— Start ENTRIES SHOWN —

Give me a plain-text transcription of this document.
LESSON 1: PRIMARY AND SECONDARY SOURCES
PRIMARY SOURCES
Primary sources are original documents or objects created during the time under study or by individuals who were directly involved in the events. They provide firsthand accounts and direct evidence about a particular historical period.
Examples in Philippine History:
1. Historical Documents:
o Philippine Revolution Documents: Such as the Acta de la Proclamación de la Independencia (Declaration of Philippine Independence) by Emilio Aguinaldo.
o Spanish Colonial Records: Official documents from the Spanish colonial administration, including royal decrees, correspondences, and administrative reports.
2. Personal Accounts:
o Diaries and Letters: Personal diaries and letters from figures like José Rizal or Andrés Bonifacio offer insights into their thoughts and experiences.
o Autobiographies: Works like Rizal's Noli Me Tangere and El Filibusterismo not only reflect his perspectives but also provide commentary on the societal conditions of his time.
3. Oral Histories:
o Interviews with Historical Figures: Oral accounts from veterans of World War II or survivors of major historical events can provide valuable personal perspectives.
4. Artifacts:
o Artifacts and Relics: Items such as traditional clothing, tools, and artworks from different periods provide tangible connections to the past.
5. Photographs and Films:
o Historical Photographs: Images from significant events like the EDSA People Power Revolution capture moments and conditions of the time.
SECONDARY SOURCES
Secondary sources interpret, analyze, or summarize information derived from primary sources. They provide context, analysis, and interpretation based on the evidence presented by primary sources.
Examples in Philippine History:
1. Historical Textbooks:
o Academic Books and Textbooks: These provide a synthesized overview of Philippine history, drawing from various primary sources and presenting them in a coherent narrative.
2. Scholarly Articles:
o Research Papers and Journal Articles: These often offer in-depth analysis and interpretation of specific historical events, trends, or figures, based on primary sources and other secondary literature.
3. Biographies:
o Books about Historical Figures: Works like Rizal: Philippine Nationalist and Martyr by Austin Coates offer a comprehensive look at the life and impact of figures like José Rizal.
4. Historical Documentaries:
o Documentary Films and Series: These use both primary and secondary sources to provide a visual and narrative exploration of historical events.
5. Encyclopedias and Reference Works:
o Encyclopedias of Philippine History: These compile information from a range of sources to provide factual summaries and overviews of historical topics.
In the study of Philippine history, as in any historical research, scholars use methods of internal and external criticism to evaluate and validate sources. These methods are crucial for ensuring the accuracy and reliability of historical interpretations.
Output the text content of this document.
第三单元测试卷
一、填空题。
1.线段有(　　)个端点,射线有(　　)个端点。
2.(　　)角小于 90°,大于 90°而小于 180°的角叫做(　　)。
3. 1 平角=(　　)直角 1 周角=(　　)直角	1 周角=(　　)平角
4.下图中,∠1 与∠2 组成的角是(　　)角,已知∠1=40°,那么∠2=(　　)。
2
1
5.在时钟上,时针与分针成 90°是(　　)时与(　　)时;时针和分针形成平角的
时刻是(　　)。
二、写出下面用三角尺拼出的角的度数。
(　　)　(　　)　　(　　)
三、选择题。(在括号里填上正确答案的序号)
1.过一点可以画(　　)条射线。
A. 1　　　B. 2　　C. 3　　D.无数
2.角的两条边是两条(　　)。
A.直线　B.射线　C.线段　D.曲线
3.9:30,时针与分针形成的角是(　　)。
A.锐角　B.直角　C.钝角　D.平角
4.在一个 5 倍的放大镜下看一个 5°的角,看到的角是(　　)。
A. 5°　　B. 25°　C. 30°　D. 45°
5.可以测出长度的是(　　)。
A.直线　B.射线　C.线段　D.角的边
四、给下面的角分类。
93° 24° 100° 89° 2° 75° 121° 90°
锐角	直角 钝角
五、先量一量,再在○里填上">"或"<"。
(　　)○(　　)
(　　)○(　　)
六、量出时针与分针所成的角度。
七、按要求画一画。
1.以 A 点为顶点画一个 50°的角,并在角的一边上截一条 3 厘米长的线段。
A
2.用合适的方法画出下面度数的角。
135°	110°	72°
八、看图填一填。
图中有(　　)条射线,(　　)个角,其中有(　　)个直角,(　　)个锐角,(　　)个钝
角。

— End ENTRIES SHOWN —

• _WHAT YOU WILL DO_
Copy out each line in the listing that has the word "narrative".

• _EXPECTED ANSWER_
o Academic Books and Textbooks: These provide a synthesized overview of Philippine history, drawing from various primary sources and presenting them in a coherent narrative.
o Documentary Films and Series: These use both primary and secondary sources to provide a visual and narrative exploration of historical events.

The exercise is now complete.